--- START OF Provided data ---

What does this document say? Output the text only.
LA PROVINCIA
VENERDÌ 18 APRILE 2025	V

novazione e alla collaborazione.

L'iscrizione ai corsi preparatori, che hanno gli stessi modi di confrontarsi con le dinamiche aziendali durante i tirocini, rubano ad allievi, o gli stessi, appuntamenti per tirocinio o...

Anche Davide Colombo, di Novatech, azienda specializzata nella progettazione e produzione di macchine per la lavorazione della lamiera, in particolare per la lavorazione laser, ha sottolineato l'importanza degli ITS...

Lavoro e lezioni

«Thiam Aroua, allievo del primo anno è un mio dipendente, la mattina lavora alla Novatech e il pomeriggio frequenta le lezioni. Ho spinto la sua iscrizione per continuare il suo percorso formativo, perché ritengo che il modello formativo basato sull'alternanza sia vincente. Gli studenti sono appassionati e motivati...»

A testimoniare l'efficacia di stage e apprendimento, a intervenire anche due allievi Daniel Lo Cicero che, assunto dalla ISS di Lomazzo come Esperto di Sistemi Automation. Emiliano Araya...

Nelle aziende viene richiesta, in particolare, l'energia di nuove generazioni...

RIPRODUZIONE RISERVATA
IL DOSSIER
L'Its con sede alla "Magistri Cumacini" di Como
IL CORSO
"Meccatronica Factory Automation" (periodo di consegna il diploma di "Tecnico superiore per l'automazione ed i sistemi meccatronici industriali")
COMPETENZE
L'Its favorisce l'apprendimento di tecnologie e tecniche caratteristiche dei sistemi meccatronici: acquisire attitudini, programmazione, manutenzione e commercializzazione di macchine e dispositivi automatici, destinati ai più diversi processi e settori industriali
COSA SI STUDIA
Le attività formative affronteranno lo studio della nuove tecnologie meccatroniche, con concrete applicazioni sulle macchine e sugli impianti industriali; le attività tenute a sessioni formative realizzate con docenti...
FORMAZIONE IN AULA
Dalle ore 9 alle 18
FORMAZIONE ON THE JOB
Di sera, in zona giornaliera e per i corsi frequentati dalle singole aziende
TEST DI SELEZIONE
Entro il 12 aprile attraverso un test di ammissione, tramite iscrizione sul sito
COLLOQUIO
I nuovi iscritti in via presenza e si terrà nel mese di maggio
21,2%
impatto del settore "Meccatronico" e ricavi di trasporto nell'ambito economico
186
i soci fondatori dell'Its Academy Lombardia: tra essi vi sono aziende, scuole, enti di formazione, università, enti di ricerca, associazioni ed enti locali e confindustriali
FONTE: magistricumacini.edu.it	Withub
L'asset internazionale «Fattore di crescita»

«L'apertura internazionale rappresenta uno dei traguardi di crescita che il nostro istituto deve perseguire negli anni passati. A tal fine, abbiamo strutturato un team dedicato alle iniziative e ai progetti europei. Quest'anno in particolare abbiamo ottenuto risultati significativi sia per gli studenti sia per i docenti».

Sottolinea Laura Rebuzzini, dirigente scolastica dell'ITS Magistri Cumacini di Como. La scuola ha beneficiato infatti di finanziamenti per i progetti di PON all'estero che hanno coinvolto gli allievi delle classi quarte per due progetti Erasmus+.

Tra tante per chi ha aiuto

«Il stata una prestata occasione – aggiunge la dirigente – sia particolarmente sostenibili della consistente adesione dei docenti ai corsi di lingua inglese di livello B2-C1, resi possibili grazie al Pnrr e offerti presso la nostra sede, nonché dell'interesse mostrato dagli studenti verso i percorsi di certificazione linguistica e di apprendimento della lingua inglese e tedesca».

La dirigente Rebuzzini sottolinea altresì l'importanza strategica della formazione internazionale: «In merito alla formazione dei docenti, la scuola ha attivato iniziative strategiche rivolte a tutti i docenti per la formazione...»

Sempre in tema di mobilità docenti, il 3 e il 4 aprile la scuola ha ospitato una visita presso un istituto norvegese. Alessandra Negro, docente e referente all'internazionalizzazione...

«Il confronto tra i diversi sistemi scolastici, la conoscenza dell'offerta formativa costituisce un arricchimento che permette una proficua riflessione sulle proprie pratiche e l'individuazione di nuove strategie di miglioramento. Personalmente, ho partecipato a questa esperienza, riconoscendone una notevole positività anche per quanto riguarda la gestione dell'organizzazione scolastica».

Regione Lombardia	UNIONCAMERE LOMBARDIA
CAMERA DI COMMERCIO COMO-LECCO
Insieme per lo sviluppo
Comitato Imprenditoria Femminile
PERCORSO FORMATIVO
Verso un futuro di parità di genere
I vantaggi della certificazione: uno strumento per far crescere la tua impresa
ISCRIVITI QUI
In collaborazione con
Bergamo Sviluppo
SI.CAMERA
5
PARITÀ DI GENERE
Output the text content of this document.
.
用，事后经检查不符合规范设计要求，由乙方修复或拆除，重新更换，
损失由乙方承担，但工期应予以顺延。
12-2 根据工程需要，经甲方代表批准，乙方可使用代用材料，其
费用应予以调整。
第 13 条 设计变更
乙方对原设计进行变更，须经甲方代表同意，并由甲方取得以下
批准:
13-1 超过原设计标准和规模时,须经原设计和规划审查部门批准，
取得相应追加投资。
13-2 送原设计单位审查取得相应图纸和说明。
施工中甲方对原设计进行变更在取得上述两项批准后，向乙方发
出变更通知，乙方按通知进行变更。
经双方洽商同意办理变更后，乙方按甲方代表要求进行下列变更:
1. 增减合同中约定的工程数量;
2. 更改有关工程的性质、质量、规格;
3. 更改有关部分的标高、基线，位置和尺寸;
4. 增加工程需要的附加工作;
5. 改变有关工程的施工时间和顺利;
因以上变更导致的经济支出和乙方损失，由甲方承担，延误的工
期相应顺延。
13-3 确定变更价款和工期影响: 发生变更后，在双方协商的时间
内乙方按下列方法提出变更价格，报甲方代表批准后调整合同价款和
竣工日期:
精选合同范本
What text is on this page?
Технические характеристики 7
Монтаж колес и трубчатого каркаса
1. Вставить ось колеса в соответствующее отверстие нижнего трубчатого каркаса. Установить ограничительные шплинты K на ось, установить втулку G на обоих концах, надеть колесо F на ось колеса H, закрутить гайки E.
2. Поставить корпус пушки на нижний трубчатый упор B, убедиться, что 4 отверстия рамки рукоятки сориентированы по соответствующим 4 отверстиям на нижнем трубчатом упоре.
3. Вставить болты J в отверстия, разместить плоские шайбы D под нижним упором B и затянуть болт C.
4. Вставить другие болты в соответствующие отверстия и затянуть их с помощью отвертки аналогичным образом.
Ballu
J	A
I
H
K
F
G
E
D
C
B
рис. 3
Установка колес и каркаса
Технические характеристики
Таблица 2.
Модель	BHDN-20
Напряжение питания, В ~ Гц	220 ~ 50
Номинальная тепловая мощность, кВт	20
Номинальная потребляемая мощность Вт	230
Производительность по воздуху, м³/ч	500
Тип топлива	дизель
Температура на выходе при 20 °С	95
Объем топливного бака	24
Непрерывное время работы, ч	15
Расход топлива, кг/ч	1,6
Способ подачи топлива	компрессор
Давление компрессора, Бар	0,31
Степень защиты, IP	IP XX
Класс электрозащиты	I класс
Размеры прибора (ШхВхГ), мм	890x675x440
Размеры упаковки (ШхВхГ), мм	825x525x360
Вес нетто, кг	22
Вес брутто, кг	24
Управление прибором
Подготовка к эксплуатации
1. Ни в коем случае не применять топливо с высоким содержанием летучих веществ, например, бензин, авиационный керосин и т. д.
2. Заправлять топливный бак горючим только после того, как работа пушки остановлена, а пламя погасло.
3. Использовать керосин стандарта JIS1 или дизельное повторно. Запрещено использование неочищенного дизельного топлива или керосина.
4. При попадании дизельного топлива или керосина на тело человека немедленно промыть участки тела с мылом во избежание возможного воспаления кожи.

--- END OF Provided data ---

Set task: Take the lines above and print them exactly.

Exercise answer:
What does this document say? Output the text only.
LA PROVINCIA
VENERDÌ 18 APRILE 2025	V

novazione e alla collaborazione.

L'iscrizione ai corsi preparatori, che hanno gli stessi modi di confrontarsi con le dinamiche aziendali durante i tirocini, rubano ad allievi, o gli stessi, appuntamenti per tirocinio o...

Anche Davide Colombo, di Novatech, azienda specializzata nella progettazione e produzione di macchine per la lavorazione della lamiera, in particolare per la lavorazione laser, ha sottolineato l'importanza degli ITS...

Lavoro e lezioni

«Thiam Aroua, allievo del primo anno è un mio dipendente, la mattina lavora alla Novatech e il pomeriggio frequenta le lezioni. Ho spinto la sua iscrizione per continuare il suo percorso formativo, perché ritengo che il modello formativo basato sull'alternanza sia vincente. Gli studenti sono appassionati e motivati...»

A testimoniare l'efficacia di stage e apprendimento, a intervenire anche due allievi Daniel Lo Cicero che, assunto dalla ISS di Lomazzo come Esperto di Sistemi Automation. Emiliano Araya...

Nelle aziende viene richiesta, in particolare, l'energia di nuove generazioni...

RIPRODUZIONE RISERVATA
IL DOSSIER
L'Its con sede alla "Magistri Cumacini" di Como
IL CORSO
"Meccatronica Factory Automation" (periodo di consegna il diploma di "Tecnico superiore per l'automazione ed i sistemi meccatronici industriali")
COMPETENZE
L'Its favorisce l'apprendimento di tecnologie e tecniche caratteristiche dei sistemi meccatronici: acquisire attitudini, programmazione, manutenzione e commercializzazione di macchine e dispositivi automatici, destinati ai più diversi processi e settori industriali
COSA SI STUDIA
Le attività formative affronteranno lo studio della nuove tecnologie meccatroniche, con concrete applicazioni sulle macchine e sugli impianti industriali; le attività tenute a sessioni formative realizzate con docenti...
FORMAZIONE IN AULA
Dalle ore 9 alle 18
FORMAZIONE ON THE JOB
Di sera, in zona giornaliera e per i corsi frequentati dalle singole aziende
TEST DI SELEZIONE
Entro il 12 aprile attraverso un test di ammissione, tramite iscrizione sul sito
COLLOQUIO
I nuovi iscritti in via presenza e si terrà nel mese di maggio
21,2%
impatto del settore "Meccatronico" e ricavi di trasporto nell'ambito economico
186
i soci fondatori dell'Its Academy Lombardia: tra essi vi sono aziende, scuole, enti di formazione, università, enti di ricerca, associazioni ed enti locali e confindustriali
FONTE: magistricumacini.edu.it	Withub
L'asset internazionale «Fattore di crescita»

«L'apertura internazionale rappresenta uno dei traguardi di crescita che il nostro istituto deve perseguire negli anni passati. A tal fine, abbiamo strutturato un team dedicato alle iniziative e ai progetti europei. Quest'anno in particolare abbiamo ottenuto risultati significativi sia per gli studenti sia per i docenti».

Sottolinea Laura Rebuzzini, dirigente scolastica dell'ITS Magistri Cumacini di Como. La scuola ha beneficiato infatti di finanziamenti per i progetti di PON all'estero che hanno coinvolto gli allievi delle classi quarte per due progetti Erasmus+.

Tra tante per chi ha aiuto

«Il stata una prestata occasione – aggiunge la dirigente – sia particolarmente sostenibili della consistente adesione dei docenti ai corsi di lingua inglese di livello B2-C1, resi possibili grazie al Pnrr e offerti presso la nostra sede, nonché dell'interesse mostrato dagli studenti verso i percorsi di certificazione linguistica e di apprendimento della lingua inglese e tedesca».

La dirigente Rebuzzini sottolinea altresì l'importanza strategica della formazione internazionale: «In merito alla formazione dei docenti, la scuola ha attivato iniziative strategiche rivolte a tutti i docenti per la formazione...»

Sempre in tema di mobilità docenti, il 3 e il 4 aprile la scuola ha ospitato una visita presso un istituto norvegese. Alessandra Negro, docente e referente all'internazionalizzazione...

«Il confronto tra i diversi sistemi scolastici, la conoscenza dell'offerta formativa costituisce un arricchimento che permette una proficua riflessione sulle proprie pratiche e l'individuazione di nuove strategie di miglioramento. Personalmente, ho partecipato a questa esperienza, riconoscendone una notevole positività anche per quanto riguarda la gestione dell'organizzazione scolastica».

Regione Lombardia	UNIONCAMERE LOMBARDIA
CAMERA DI COMMERCIO COMO-LECCO
Insieme per lo sviluppo
Comitato Imprenditoria Femminile
PERCORSO FORMATIVO
Verso un futuro di parità di genere
I vantaggi della certificazione: uno strumento per far crescere la tua impresa
ISCRIVITI QUI
In collaborazione con
Bergamo Sviluppo
SI.CAMERA
5
PARITÀ DI GENERE
Output the text content of this document.
.
用，事后经检查不符合规范设计要求，由乙方修复或拆除，重新更换，
损失由乙方承担，但工期应予以顺延。
12-2 根据工程需要，经甲方代表批准，乙方可使用代用材料，其
费用应予以调整。
第 13 条 设计变更
乙方对原设计进行变更，须经甲方代表同意，并由甲方取得以下
批准:
13-1 超过原设计标准和规模时,须经原设计和规划审查部门批准，
取得相应追加投资。
13-2 送原设计单位审查取得相应图纸和说明。
施工中甲方对原设计进行变更在取得上述两项批准后，向乙方发
出变更通知，乙方按通知进行变更。
经双方洽商同意办理变更后，乙方按甲方代表要求进行下列变更:
1. 增减合同中约定的工程数量;
2. 更改有关工程的性质、质量、规格;
3. 更改有关部分的标高、基线，位置和尺寸;
4. 增加工程需要的附加工作;
5. 改变有关工程的施工时间和顺利;
因以上变更导致的经济支出和乙方损失，由甲方承担，延误的工
期相应顺延。
13-3 确定变更价款和工期影响: 发生变更后，在双方协商的时间
内乙方按下列方法提出变更价格，报甲方代表批准后调整合同价款和
竣工日期:
精选合同范本
What text is on this page?
Технические характеристики 7
Монтаж колес и трубчатого каркаса
1. Вставить ось колеса в соответствующее отверстие нижнего трубчатого каркаса. Установить ограничительные шплинты K на ось, установить втулку G на обоих концах, надеть колесо F на ось колеса H, закрутить гайки E.
2. Поставить корпус пушки на нижний трубчатый упор B, убедиться, что 4 отверстия рамки рукоятки сориентированы по соответствующим 4 отверстиям на нижнем трубчатом упоре.
3. Вставить болты J в отверстия, разместить плоские шайбы D под нижним упором B и затянуть болт C.
4. Вставить другие болты в соответствующие отверстия и затянуть их с помощью отвертки аналогичным образом.
Ballu
J	A
I
H
K
F
G
E
D
C
B
рис. 3
Установка колес и каркаса
Технические характеристики
Таблица 2.
Модель	BHDN-20
Напряжение питания, В ~ Гц	220 ~ 50
Номинальная тепловая мощность, кВт	20
Номинальная потребляемая мощность Вт	230
Производительность по воздуху, м³/ч	500
Тип топлива	дизель
Температура на выходе при 20 °С	95
Объем топливного бака	24
Непрерывное время работы, ч	15
Расход топлива, кг/ч	1,6
Способ подачи топлива	компрессор
Давление компрессора, Бар	0,31
Степень защиты, IP	IP XX
Класс электрозащиты	I класс
Размеры прибора (ШхВхГ), мм	890x675x440
Размеры упаковки (ШхВхГ), мм	825x525x360
Вес нетто, кг	22
Вес брутто, кг	24
Управление прибором
Подготовка к эксплуатации
1. Ни в коем случае не применять топливо с высоким содержанием летучих веществ, например, бензин, авиационный керосин и т. д.
2. Заправлять топливный бак горючим только после того, как работа пушки остановлена, а пламя погасло.
3. Использовать керосин стандарта JIS1 или дизельное повторно. Запрещено использование неочищенного дизельного топлива или керосина.
4. При попадании дизельного топлива или керосина на тело человека немедленно промыть участки тела с мылом во избежание возможного воспаления кожи.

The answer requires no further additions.